WRITTEN EXERCISE: Copy out all the lines where "mmol" shows up.

DATASET RECORDS:
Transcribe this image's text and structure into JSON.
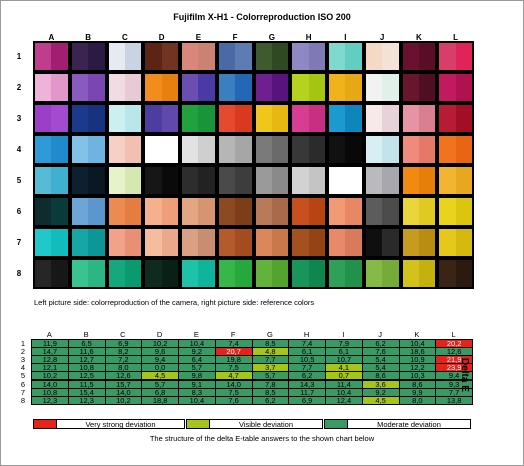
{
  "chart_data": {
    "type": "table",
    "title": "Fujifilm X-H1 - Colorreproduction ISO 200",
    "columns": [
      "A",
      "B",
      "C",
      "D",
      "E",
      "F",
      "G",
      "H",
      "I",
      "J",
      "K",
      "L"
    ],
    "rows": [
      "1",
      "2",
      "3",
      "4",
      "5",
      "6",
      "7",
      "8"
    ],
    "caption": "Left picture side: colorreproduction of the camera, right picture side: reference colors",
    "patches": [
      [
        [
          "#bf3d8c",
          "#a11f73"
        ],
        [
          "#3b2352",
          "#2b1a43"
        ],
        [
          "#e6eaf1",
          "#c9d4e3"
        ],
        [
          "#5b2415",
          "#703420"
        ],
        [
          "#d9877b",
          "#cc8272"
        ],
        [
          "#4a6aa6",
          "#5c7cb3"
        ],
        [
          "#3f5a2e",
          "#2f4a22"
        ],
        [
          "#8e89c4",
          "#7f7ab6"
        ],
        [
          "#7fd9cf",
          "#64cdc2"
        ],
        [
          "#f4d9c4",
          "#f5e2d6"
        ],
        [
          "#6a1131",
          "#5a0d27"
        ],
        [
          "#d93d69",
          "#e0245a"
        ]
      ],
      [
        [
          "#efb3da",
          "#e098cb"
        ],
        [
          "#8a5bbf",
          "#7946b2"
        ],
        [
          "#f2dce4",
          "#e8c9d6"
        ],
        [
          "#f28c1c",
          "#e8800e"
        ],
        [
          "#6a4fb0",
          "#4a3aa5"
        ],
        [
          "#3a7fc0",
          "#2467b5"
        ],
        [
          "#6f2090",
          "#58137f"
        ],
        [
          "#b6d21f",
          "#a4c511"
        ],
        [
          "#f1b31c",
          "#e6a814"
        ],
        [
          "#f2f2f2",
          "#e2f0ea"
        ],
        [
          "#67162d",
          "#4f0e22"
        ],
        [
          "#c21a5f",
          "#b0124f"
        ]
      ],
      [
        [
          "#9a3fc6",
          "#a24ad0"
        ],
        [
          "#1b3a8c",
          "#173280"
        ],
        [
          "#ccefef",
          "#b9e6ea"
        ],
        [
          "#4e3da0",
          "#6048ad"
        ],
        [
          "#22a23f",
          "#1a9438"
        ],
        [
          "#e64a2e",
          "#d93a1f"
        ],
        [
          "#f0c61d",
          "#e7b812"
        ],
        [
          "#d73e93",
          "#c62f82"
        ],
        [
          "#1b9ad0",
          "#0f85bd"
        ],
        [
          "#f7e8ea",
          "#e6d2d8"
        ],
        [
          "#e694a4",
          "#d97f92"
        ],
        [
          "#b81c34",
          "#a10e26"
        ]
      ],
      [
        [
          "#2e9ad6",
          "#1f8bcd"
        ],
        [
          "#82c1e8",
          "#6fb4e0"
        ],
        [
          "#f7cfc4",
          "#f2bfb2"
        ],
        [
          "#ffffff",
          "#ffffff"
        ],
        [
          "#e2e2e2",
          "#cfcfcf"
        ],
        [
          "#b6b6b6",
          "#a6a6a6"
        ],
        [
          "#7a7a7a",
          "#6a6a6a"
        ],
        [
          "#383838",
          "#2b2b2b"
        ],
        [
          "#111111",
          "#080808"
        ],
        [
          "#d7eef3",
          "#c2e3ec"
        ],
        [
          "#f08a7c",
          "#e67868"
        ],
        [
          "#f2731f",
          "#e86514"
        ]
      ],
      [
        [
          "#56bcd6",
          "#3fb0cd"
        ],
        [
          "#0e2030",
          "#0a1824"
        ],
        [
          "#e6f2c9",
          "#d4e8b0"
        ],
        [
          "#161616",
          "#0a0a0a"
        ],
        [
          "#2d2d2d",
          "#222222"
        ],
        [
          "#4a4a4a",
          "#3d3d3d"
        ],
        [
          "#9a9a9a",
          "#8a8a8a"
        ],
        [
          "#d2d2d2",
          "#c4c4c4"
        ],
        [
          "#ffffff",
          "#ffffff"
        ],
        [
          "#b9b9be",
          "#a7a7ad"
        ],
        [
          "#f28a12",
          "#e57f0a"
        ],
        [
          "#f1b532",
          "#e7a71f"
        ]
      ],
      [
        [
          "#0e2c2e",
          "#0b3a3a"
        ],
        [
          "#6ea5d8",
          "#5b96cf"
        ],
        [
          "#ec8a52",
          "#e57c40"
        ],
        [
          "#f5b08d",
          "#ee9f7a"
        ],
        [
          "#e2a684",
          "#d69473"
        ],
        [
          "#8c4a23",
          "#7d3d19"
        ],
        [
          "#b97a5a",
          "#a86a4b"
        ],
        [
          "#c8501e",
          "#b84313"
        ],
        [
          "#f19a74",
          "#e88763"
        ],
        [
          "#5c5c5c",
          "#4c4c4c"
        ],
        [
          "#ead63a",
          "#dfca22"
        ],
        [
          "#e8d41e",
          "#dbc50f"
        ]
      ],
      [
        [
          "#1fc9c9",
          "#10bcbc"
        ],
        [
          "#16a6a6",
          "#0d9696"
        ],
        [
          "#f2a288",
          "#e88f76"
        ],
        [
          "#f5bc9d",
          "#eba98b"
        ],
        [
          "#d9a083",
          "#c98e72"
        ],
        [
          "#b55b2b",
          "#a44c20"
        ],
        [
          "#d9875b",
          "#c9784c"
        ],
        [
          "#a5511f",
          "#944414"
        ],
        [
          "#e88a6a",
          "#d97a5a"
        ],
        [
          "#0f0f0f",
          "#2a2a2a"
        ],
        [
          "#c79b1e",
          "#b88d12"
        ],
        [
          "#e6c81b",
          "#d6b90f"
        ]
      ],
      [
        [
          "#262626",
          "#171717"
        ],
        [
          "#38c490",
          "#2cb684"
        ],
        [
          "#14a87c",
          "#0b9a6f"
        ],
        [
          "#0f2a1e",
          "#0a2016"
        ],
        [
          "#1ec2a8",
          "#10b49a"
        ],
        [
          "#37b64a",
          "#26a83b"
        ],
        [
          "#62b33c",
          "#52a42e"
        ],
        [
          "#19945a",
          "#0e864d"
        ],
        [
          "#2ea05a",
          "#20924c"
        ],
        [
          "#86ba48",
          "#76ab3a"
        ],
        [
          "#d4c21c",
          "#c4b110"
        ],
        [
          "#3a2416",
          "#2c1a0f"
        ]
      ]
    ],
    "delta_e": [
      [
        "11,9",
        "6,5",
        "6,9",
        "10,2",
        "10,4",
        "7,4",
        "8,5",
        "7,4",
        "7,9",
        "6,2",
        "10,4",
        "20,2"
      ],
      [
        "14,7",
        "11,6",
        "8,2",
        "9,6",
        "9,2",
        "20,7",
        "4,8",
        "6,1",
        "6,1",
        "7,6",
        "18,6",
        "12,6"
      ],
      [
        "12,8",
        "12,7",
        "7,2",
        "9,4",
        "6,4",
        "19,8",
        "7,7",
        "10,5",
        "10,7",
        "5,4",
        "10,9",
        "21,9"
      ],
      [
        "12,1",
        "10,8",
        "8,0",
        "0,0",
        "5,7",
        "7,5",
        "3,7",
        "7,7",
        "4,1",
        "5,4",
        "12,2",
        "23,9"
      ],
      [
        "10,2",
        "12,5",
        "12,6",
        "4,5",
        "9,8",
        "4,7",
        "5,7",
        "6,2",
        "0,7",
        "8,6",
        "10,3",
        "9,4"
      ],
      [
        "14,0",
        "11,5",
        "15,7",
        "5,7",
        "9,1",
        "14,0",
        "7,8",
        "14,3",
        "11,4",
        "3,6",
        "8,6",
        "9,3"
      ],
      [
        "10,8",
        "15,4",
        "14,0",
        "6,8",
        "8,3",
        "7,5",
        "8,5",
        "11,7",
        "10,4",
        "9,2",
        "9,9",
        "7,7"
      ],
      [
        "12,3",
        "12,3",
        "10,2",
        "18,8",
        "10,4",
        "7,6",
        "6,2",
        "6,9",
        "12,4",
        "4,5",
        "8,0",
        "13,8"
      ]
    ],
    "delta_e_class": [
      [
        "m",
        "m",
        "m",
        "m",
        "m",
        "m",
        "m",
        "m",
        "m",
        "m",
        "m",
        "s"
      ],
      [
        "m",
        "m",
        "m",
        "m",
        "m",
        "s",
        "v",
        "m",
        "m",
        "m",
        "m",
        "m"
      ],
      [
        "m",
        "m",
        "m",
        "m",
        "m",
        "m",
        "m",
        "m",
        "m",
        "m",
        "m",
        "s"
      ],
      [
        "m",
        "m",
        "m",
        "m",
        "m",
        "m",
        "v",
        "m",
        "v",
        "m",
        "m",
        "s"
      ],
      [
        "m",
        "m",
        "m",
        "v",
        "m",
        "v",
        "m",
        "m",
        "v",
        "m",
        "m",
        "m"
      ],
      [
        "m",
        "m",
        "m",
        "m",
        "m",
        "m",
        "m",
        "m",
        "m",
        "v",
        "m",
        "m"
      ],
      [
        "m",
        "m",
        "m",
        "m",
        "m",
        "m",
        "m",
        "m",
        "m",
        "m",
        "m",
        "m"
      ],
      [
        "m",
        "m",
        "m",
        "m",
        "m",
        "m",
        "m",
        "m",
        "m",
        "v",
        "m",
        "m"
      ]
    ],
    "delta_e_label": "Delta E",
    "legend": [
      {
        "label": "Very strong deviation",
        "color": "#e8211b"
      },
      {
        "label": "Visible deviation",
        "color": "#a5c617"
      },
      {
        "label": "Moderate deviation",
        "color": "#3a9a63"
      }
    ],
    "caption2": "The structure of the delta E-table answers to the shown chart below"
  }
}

---

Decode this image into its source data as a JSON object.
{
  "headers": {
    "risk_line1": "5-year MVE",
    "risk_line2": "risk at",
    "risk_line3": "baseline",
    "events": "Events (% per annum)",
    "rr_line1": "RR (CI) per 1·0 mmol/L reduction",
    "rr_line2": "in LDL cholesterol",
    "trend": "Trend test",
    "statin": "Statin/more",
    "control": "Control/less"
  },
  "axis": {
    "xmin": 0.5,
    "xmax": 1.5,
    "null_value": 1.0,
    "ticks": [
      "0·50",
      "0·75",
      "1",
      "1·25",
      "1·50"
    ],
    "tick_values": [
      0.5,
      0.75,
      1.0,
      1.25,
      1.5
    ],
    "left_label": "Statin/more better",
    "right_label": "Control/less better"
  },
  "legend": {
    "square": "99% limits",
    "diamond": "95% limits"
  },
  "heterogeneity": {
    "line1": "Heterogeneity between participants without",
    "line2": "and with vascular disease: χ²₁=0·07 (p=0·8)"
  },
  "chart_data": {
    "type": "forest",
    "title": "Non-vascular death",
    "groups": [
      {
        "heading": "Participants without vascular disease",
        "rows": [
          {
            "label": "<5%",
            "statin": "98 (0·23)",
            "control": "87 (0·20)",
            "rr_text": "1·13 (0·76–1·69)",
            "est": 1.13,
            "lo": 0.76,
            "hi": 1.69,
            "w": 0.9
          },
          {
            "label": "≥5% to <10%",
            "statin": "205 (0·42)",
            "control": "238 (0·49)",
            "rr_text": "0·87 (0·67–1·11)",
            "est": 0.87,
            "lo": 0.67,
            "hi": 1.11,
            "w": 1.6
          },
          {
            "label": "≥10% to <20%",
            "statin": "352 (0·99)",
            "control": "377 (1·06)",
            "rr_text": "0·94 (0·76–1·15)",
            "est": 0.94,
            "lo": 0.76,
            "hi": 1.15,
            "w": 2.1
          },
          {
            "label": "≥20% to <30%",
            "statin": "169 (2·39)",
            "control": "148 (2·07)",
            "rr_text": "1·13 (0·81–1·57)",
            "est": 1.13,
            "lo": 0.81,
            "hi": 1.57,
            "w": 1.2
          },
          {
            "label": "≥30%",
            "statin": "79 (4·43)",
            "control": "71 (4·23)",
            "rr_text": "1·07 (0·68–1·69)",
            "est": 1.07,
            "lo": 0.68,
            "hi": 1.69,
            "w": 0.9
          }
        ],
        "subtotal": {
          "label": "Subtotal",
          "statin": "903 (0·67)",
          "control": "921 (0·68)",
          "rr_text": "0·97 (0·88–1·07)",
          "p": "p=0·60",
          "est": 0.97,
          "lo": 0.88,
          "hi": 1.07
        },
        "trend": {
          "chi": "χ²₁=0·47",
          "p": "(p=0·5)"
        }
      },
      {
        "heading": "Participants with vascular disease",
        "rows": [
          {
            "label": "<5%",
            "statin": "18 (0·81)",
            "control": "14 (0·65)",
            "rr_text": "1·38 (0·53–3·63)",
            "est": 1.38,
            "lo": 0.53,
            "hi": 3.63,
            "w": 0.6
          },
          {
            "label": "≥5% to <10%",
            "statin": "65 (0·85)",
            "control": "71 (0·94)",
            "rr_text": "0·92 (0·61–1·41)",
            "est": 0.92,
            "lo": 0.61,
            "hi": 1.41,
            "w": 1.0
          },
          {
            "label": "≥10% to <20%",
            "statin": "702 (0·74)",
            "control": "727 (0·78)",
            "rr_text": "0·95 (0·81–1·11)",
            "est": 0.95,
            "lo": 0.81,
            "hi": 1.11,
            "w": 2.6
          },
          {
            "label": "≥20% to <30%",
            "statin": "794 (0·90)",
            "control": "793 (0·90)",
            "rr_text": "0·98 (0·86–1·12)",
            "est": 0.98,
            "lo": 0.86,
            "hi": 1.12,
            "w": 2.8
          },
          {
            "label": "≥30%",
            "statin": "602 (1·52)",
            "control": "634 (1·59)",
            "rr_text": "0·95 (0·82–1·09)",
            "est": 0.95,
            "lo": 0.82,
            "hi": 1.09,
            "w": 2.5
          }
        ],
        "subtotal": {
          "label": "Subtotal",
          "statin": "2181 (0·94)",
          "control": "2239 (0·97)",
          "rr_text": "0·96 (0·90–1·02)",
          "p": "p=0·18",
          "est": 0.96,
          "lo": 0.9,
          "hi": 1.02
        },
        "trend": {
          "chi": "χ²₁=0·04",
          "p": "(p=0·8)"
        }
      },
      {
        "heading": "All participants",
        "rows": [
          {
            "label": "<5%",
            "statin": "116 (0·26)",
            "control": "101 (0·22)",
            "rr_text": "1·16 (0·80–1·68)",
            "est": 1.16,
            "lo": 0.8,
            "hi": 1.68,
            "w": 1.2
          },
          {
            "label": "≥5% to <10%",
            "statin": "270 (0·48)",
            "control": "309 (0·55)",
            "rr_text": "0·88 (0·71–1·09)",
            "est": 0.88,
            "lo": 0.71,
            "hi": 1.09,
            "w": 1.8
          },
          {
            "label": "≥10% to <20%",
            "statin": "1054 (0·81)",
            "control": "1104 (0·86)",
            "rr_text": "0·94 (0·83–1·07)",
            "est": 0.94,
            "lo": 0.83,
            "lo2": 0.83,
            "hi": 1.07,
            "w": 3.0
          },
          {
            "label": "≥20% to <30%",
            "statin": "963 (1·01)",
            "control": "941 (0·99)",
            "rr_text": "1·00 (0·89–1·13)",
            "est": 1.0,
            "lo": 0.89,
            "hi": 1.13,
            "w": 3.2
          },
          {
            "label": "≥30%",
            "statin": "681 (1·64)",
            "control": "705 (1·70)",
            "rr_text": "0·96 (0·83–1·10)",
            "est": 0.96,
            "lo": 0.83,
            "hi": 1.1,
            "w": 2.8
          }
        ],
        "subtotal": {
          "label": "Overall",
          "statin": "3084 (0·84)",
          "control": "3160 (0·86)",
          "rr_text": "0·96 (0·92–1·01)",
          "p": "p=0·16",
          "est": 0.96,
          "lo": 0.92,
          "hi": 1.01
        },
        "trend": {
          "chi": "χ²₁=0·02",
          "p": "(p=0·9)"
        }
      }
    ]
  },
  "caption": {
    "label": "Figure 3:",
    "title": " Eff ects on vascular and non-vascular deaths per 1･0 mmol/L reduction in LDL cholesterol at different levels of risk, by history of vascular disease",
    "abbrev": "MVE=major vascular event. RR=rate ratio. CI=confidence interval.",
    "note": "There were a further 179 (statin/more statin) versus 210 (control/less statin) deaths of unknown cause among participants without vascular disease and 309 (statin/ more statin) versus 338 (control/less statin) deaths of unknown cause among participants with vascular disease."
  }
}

ANSWER FOR THE TASK:
    "rr_line1": "RR (CI) per 1·0 mmol/L reduction",
    "title": " Eff ects on vascular and non-vascular deaths per 1･0 mmol/L reduction in LDL cholesterol at different levels of risk, by history of vascular disease",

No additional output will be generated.